Instructions to follow |
A verbatim copy of the records is required, with all pictures left out.

-- Begin Provided material --

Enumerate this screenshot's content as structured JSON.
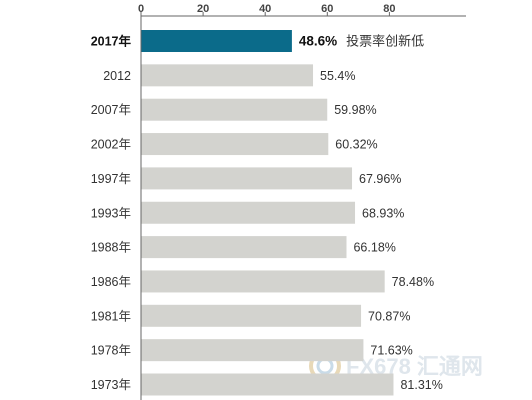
{
  "chart_data": {
    "type": "bar",
    "orientation": "horizontal",
    "categories": [
      "2017年",
      "2012",
      "2007年",
      "2002年",
      "1997年",
      "1993年",
      "1988年",
      "1986年",
      "1981年",
      "1978年",
      "1973年"
    ],
    "values": [
      48.6,
      55.4,
      59.98,
      60.32,
      67.96,
      68.93,
      66.18,
      78.48,
      70.87,
      71.63,
      81.31
    ],
    "value_labels": [
      "48.6%",
      "55.4%",
      "59.98%",
      "60.32%",
      "67.96%",
      "68.93%",
      "66.18%",
      "78.48%",
      "70.87%",
      "71.63%",
      "81.31%"
    ],
    "highlight_index": 0,
    "highlight_note": "投票率创新低",
    "x_ticks": [
      0,
      20,
      40,
      60,
      80
    ],
    "xlim": [
      0,
      100
    ],
    "xaxis_position": "top",
    "grid": false
  },
  "colors": {
    "highlight_bar": "#0b6b8a",
    "bar": "#d3d3cf",
    "axis": "#666666",
    "background": "#ffffff"
  },
  "watermark": {
    "text": "FX678 汇通网",
    "icon": "fx678-logo-icon"
  }
}
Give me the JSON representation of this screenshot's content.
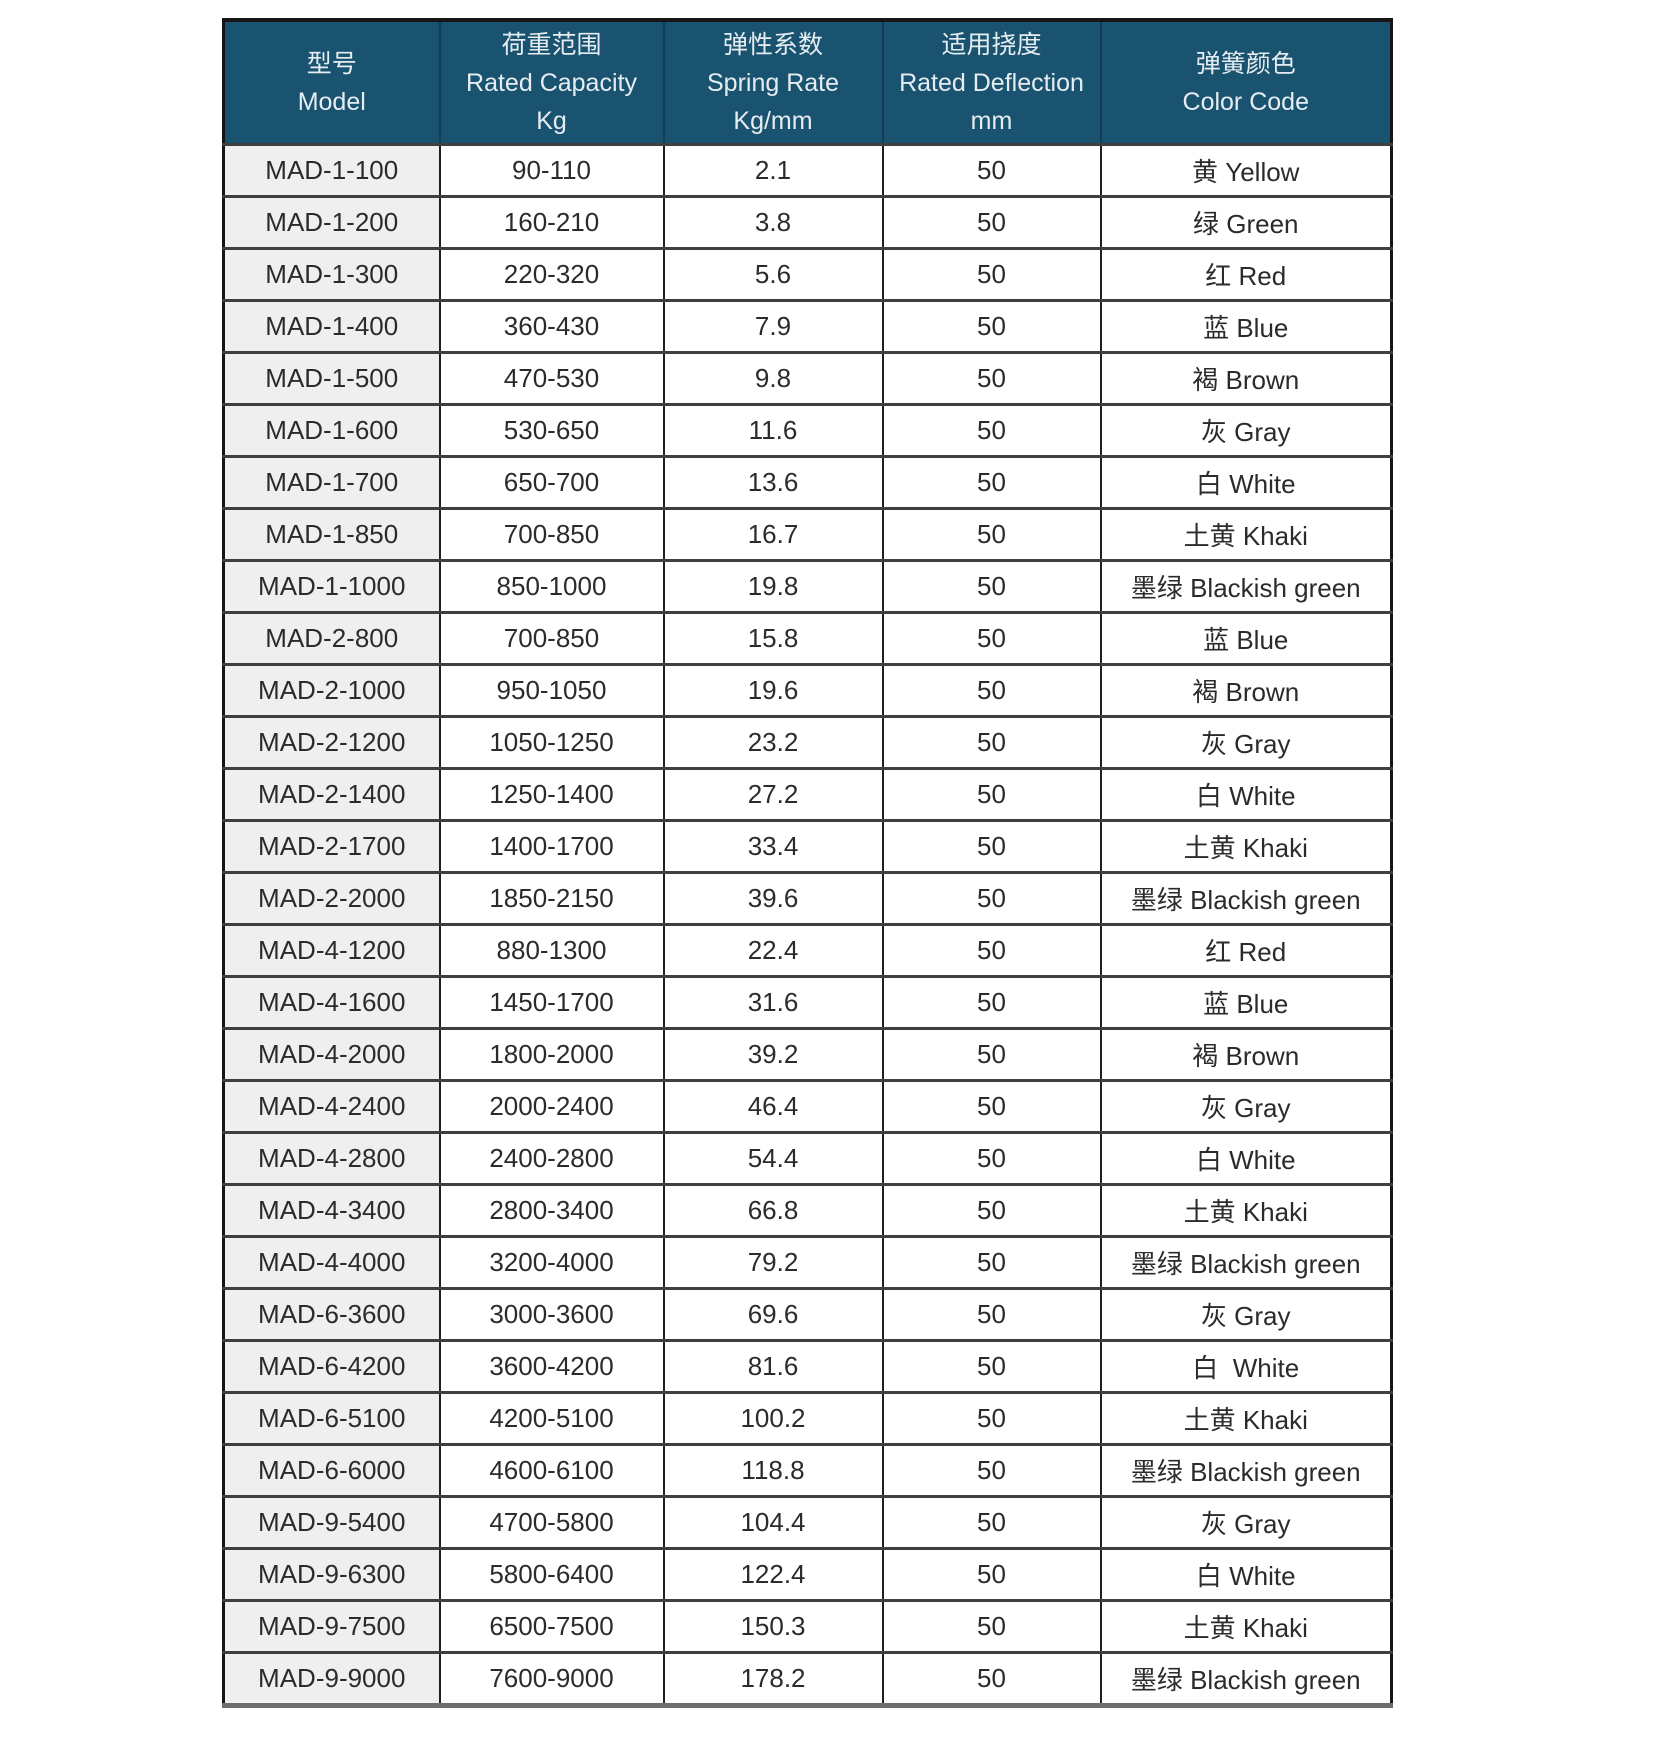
{
  "colors": {
    "header_bg": "#19536f",
    "header_text": "#e6edf2",
    "model_col_bg": "#efefef",
    "cell_bg": "#ffffff",
    "cell_text": "#2b2b2b",
    "grid_vertical": "#1f1f1f",
    "grid_horizontal": "#3f3f3f",
    "outer_border": "#161616",
    "bottom_border": "#6e6e6e"
  },
  "table": {
    "header": {
      "columns": [
        {
          "zh": "型号",
          "en": "Model",
          "unit": ""
        },
        {
          "zh": "荷重范围",
          "en": "Rated Capacity",
          "unit": "Kg"
        },
        {
          "zh": "弹性系数",
          "en": "Spring Rate",
          "unit": "Kg/mm"
        },
        {
          "zh": "适用挠度",
          "en": "Rated Deflection",
          "unit": "mm"
        },
        {
          "zh": "弹簧颜色",
          "en": "Color Code",
          "unit": ""
        }
      ]
    },
    "rows": [
      [
        "MAD-1-100",
        "90-110",
        "2.1",
        "50",
        "黄 Yellow"
      ],
      [
        "MAD-1-200",
        "160-210",
        "3.8",
        "50",
        "绿 Green"
      ],
      [
        "MAD-1-300",
        "220-320",
        "5.6",
        "50",
        "红 Red"
      ],
      [
        "MAD-1-400",
        "360-430",
        "7.9",
        "50",
        "蓝 Blue"
      ],
      [
        "MAD-1-500",
        "470-530",
        "9.8",
        "50",
        "褐 Brown"
      ],
      [
        "MAD-1-600",
        "530-650",
        "11.6",
        "50",
        "灰 Gray"
      ],
      [
        "MAD-1-700",
        "650-700",
        "13.6",
        "50",
        "白 White"
      ],
      [
        "MAD-1-850",
        "700-850",
        "16.7",
        "50",
        "土黄 Khaki"
      ],
      [
        "MAD-1-1000",
        "850-1000",
        "19.8",
        "50",
        "墨绿 Blackish green"
      ],
      [
        "MAD-2-800",
        "700-850",
        "15.8",
        "50",
        "蓝 Blue"
      ],
      [
        "MAD-2-1000",
        "950-1050",
        "19.6",
        "50",
        "褐 Brown"
      ],
      [
        "MAD-2-1200",
        "1050-1250",
        "23.2",
        "50",
        "灰 Gray"
      ],
      [
        "MAD-2-1400",
        "1250-1400",
        "27.2",
        "50",
        "白 White"
      ],
      [
        "MAD-2-1700",
        "1400-1700",
        "33.4",
        "50",
        "土黄 Khaki"
      ],
      [
        "MAD-2-2000",
        "1850-2150",
        "39.6",
        "50",
        "墨绿 Blackish green"
      ],
      [
        "MAD-4-1200",
        "880-1300",
        "22.4",
        "50",
        "红 Red"
      ],
      [
        "MAD-4-1600",
        "1450-1700",
        "31.6",
        "50",
        "蓝 Blue"
      ],
      [
        "MAD-4-2000",
        "1800-2000",
        "39.2",
        "50",
        "褐 Brown"
      ],
      [
        "MAD-4-2400",
        "2000-2400",
        "46.4",
        "50",
        "灰 Gray"
      ],
      [
        "MAD-4-2800",
        "2400-2800",
        "54.4",
        "50",
        "白 White"
      ],
      [
        "MAD-4-3400",
        "2800-3400",
        "66.8",
        "50",
        "土黄 Khaki"
      ],
      [
        "MAD-4-4000",
        "3200-4000",
        "79.2",
        "50",
        "墨绿 Blackish green"
      ],
      [
        "MAD-6-3600",
        "3000-3600",
        "69.6",
        "50",
        "灰 Gray"
      ],
      [
        "MAD-6-4200",
        "3600-4200",
        "81.6",
        "50",
        "白  White"
      ],
      [
        "MAD-6-5100",
        "4200-5100",
        "100.2",
        "50",
        "土黄 Khaki"
      ],
      [
        "MAD-6-6000",
        "4600-6100",
        "118.8",
        "50",
        "墨绿 Blackish green"
      ],
      [
        "MAD-9-5400",
        "4700-5800",
        "104.4",
        "50",
        "灰 Gray"
      ],
      [
        "MAD-9-6300",
        "5800-6400",
        "122.4",
        "50",
        "白 White"
      ],
      [
        "MAD-9-7500",
        "6500-7500",
        "150.3",
        "50",
        "土黄 Khaki"
      ],
      [
        "MAD-9-9000",
        "7600-9000",
        "178.2",
        "50",
        "墨绿 Blackish green"
      ]
    ]
  }
}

-- End Provided material --

Exercise output |
Enumerate this screenshot's content as structured JSON.
{
  "chart_data": {
    "type": "bar",
    "orientation": "horizontal",
    "categories": [
      "2017年",
      "2012",
      "2007年",
      "2002年",
      "1997年",
      "1993年",
      "1988年",
      "1986年",
      "1981年",
      "1978年",
      "1973年"
    ],
    "values": [
      48.6,
      55.4,
      59.98,
      60.32,
      67.96,
      68.93,
      66.18,
      78.48,
      70.87,
      71.63,
      81.31
    ],
    "value_labels": [
      "48.6%",
      "55.4%",
      "59.98%",
      "60.32%",
      "67.96%",
      "68.93%",
      "66.18%",
      "78.48%",
      "70.87%",
      "71.63%",
      "81.31%"
    ],
    "highlight_index": 0,
    "highlight_note": "投票率创新低",
    "x_ticks": [
      0,
      20,
      40,
      60,
      80
    ],
    "xlim": [
      0,
      100
    ],
    "xaxis_position": "top",
    "grid": false
  },
  "colors": {
    "highlight_bar": "#0b6b8a",
    "bar": "#d3d3cf",
    "axis": "#666666",
    "background": "#ffffff"
  },
  "watermark": {
    "text": "FX678 汇通网",
    "icon": "fx678-logo-icon"
  }
}
Give me the JSON representation of this screenshot's content.
{
  "colors": {
    "header_bg": "#19536f",
    "header_text": "#e6edf2",
    "model_col_bg": "#efefef",
    "cell_bg": "#ffffff",
    "cell_text": "#2b2b2b",
    "grid_vertical": "#1f1f1f",
    "grid_horizontal": "#3f3f3f",
    "outer_border": "#161616",
    "bottom_border": "#6e6e6e"
  },
  "table": {
    "header": {
      "columns": [
        {
          "zh": "型号",
          "en": "Model",
          "unit": ""
        },
        {
          "zh": "荷重范围",
          "en": "Rated Capacity",
          "unit": "Kg"
        },
        {
          "zh": "弹性系数",
          "en": "Spring Rate",
          "unit": "Kg/mm"
        },
        {
          "zh": "适用挠度",
          "en": "Rated Deflection",
          "unit": "mm"
        },
        {
          "zh": "弹簧颜色",
          "en": "Color Code",
          "unit": ""
        }
      ]
    },
    "rows": [
      [
        "MAD-1-100",
        "90-110",
        "2.1",
        "50",
        "黄 Yellow"
      ],
      [
        "MAD-1-200",
        "160-210",
        "3.8",
        "50",
        "绿 Green"
      ],
      [
        "MAD-1-300",
        "220-320",
        "5.6",
        "50",
        "红 Red"
      ],
      [
        "MAD-1-400",
        "360-430",
        "7.9",
        "50",
        "蓝 Blue"
      ],
      [
        "MAD-1-500",
        "470-530",
        "9.8",
        "50",
        "褐 Brown"
      ],
      [
        "MAD-1-600",
        "530-650",
        "11.6",
        "50",
        "灰 Gray"
      ],
      [
        "MAD-1-700",
        "650-700",
        "13.6",
        "50",
        "白 White"
      ],
      [
        "MAD-1-850",
        "700-850",
        "16.7",
        "50",
        "土黄 Khaki"
      ],
      [
        "MAD-1-1000",
        "850-1000",
        "19.8",
        "50",
        "墨绿 Blackish green"
      ],
      [
        "MAD-2-800",
        "700-850",
        "15.8",
        "50",
        "蓝 Blue"
      ],
      [
        "MAD-2-1000",
        "950-1050",
        "19.6",
        "50",
        "褐 Brown"
      ],
      [
        "MAD-2-1200",
        "1050-1250",
        "23.2",
        "50",
        "灰 Gray"
      ],
      [
        "MAD-2-1400",
        "1250-1400",
        "27.2",
        "50",
        "白 White"
      ],
      [
        "MAD-2-1700",
        "1400-1700",
        "33.4",
        "50",
        "土黄 Khaki"
      ],
      [
        "MAD-2-2000",
        "1850-2150",
        "39.6",
        "50",
        "墨绿 Blackish green"
      ],
      [
        "MAD-4-1200",
        "880-1300",
        "22.4",
        "50",
        "红 Red"
      ],
      [
        "MAD-4-1600",
        "1450-1700",
        "31.6",
        "50",
        "蓝 Blue"
      ],
      [
        "MAD-4-2000",
        "1800-2000",
        "39.2",
        "50",
        "褐 Brown"
      ],
      [
        "MAD-4-2400",
        "2000-2400",
        "46.4",
        "50",
        "灰 Gray"
      ],
      [
        "MAD-4-2800",
        "2400-2800",
        "54.4",
        "50",
        "白 White"
      ],
      [
        "MAD-4-3400",
        "2800-3400",
        "66.8",
        "50",
        "土黄 Khaki"
      ],
      [
        "MAD-4-4000",
        "3200-4000",
        "79.2",
        "50",
        "墨绿 Blackish green"
      ],
      [
        "MAD-6-3600",
        "3000-3600",
        "69.6",
        "50",
        "灰 Gray"
      ],
      [
        "MAD-6-4200",
        "3600-4200",
        "81.6",
        "50",
        "白  White"
      ],
      [
        "MAD-6-5100",
        "4200-5100",
        "100.2",
        "50",
        "土黄 Khaki"
      ],
      [
        "MAD-6-6000",
        "4600-6100",
        "118.8",
        "50",
        "墨绿 Blackish green"
      ],
      [
        "MAD-9-5400",
        "4700-5800",
        "104.4",
        "50",
        "灰 Gray"
      ],
      [
        "MAD-9-6300",
        "5800-6400",
        "122.4",
        "50",
        "白 White"
      ],
      [
        "MAD-9-7500",
        "6500-7500",
        "150.3",
        "50",
        "土黄 Khaki"
      ],
      [
        "MAD-9-9000",
        "7600-9000",
        "178.2",
        "50",
        "墨绿 Blackish green"
      ]
    ]
  }
}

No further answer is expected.